> [Problem statement] The records below are to be copied word for word, with every picture left out.

(Dataset entries)
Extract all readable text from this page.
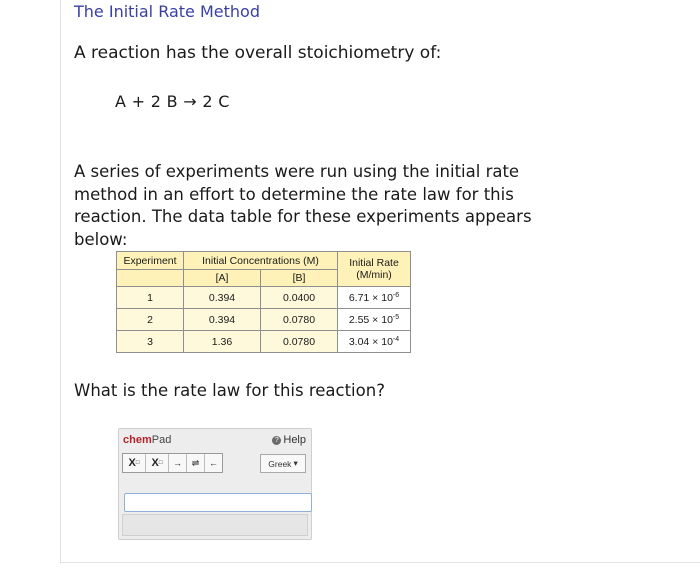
The Initial Rate Method
A reaction has the overall stoichiometry of:
A + 2 B → 2 C
A series of experiments were run using the initial rate method in an effort to determine the rate law for this reaction. The data table for these experiments appears below:
Experiment	Initial Concentrations (M)		Initial Rate
(M/min)

	[A]	[B]	
1	0.394	0.0400	$6.71 \times 10^{-6}$
2	0.394	0.0780	$2.55 \times 10^{-5}$
3	1.36	0.0780	$3.04 \times 10^{-4}$
What is the rate law for this reaction?
chemPad	? Help
X □ X □	→	⇌	←	Greek ▾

> [Written solution]
Extract all readable text from this page.
The Initial Rate Method
A reaction has the overall stoichiometry of:
A + 2 B → 2 C
A series of experiments were run using the initial rate method in an effort to determine the rate law for this reaction. The data table for these experiments appears below:
Experiment	Initial Concentrations (M)		Initial Rate
(M/min)

	[A]	[B]	
1	0.394	0.0400	$6.71 \times 10^{-6}$
2	0.394	0.0780	$2.55 \times 10^{-5}$
3	1.36	0.0780	$3.04 \times 10^{-4}$
What is the rate law for this reaction?
chemPad	? Help
X □ X □	→	⇌	←	Greek ▾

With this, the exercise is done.